# WHAT YOU SHOULD DO:
Scan the lines below for "object"; report the number of lines that contain it, and only that.

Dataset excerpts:
========================================================================
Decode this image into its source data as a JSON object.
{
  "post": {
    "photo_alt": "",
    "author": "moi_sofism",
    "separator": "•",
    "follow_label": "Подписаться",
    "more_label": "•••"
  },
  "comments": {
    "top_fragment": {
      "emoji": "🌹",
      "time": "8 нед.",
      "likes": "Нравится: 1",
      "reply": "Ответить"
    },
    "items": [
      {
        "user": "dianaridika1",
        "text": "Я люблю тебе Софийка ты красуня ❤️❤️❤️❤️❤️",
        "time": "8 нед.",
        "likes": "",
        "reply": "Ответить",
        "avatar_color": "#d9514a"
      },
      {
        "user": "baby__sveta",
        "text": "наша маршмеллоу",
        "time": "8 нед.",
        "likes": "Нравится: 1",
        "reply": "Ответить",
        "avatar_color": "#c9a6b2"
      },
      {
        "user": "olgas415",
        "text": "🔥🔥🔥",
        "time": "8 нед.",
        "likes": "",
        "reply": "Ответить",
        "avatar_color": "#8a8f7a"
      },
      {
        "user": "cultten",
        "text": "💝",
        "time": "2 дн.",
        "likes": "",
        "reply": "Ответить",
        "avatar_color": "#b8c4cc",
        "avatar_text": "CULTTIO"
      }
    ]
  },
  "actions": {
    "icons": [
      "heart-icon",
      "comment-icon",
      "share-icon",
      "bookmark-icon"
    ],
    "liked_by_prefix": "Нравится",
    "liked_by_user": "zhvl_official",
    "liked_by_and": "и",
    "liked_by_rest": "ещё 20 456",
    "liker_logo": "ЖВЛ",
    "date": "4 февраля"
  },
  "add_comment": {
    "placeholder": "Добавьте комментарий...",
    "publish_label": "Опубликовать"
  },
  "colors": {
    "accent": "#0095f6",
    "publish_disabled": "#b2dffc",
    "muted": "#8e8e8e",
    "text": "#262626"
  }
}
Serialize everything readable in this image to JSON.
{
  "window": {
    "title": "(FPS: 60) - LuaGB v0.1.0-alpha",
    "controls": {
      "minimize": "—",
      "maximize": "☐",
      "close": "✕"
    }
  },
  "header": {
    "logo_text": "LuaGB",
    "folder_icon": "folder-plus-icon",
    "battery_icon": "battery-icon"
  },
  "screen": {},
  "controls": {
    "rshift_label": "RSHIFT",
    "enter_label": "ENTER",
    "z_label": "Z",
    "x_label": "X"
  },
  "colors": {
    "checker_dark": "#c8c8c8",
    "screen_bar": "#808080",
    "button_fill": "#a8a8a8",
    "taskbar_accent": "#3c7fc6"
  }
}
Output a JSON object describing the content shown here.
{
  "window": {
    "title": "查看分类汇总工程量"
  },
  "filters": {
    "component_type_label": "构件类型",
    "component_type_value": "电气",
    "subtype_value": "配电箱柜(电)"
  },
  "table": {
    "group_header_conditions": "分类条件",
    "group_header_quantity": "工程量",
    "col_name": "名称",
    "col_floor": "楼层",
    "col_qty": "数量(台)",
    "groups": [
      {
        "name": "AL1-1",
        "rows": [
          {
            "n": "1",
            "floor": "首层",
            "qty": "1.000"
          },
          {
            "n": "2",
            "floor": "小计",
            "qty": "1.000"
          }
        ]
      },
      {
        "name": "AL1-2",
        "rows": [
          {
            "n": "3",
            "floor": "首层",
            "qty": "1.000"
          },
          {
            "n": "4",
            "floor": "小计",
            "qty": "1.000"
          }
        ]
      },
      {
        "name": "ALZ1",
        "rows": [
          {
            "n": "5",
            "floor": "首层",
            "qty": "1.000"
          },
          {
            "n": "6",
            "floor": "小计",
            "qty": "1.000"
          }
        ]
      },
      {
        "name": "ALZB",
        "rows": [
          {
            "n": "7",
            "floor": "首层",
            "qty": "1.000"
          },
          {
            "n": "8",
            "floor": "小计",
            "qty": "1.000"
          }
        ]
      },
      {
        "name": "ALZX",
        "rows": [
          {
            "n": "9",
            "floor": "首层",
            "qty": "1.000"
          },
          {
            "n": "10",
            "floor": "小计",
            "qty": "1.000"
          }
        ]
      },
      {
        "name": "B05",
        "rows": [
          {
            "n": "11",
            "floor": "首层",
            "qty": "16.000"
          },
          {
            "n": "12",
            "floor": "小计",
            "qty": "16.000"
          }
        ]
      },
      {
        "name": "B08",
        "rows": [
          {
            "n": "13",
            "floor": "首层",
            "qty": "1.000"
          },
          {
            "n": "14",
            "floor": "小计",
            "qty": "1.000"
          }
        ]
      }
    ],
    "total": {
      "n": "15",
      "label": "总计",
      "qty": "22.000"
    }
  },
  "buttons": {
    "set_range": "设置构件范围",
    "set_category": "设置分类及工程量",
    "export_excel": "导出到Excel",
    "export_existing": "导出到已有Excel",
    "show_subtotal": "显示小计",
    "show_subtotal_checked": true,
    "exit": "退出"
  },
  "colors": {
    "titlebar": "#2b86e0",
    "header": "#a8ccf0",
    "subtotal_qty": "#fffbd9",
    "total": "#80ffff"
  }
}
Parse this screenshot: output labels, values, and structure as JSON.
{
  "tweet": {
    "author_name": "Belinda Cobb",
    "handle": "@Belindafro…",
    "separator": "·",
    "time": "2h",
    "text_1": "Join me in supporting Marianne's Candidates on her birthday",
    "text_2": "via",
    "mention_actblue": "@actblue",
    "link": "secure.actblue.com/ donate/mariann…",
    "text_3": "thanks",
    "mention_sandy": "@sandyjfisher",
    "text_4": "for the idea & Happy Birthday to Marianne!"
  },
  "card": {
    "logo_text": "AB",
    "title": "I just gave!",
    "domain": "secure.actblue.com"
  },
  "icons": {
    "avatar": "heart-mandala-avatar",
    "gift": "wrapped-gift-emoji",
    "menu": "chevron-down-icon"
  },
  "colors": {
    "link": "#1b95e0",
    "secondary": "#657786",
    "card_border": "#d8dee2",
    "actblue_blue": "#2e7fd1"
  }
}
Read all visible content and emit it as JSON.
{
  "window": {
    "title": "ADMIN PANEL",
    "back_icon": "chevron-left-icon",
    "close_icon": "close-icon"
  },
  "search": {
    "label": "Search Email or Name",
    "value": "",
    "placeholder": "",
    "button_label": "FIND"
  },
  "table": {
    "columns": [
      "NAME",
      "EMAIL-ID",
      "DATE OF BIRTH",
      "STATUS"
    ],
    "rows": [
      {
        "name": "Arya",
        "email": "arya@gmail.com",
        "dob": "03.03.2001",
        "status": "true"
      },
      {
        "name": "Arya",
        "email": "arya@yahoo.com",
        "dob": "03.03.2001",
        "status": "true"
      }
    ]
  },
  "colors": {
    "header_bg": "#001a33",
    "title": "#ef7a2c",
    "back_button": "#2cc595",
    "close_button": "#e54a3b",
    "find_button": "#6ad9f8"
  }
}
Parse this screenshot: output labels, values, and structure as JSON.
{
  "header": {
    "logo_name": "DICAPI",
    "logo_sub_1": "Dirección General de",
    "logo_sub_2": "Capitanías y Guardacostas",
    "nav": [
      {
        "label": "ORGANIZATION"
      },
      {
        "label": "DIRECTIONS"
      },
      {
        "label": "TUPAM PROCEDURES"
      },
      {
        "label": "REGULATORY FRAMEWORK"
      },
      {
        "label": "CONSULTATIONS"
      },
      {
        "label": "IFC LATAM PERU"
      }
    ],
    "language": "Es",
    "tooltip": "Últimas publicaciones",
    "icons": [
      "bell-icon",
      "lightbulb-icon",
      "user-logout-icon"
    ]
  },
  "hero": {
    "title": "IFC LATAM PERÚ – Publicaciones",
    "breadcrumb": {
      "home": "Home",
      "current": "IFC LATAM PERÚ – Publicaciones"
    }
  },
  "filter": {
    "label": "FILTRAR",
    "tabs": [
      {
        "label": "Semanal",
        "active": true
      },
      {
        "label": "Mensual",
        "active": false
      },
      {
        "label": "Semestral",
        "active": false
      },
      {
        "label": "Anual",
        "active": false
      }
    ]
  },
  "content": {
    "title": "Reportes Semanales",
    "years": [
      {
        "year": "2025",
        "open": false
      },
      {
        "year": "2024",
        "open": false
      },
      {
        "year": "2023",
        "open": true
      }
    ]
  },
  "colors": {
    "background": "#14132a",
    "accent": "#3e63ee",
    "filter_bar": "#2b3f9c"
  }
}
========================================================================
# FULL OUTPUT:
2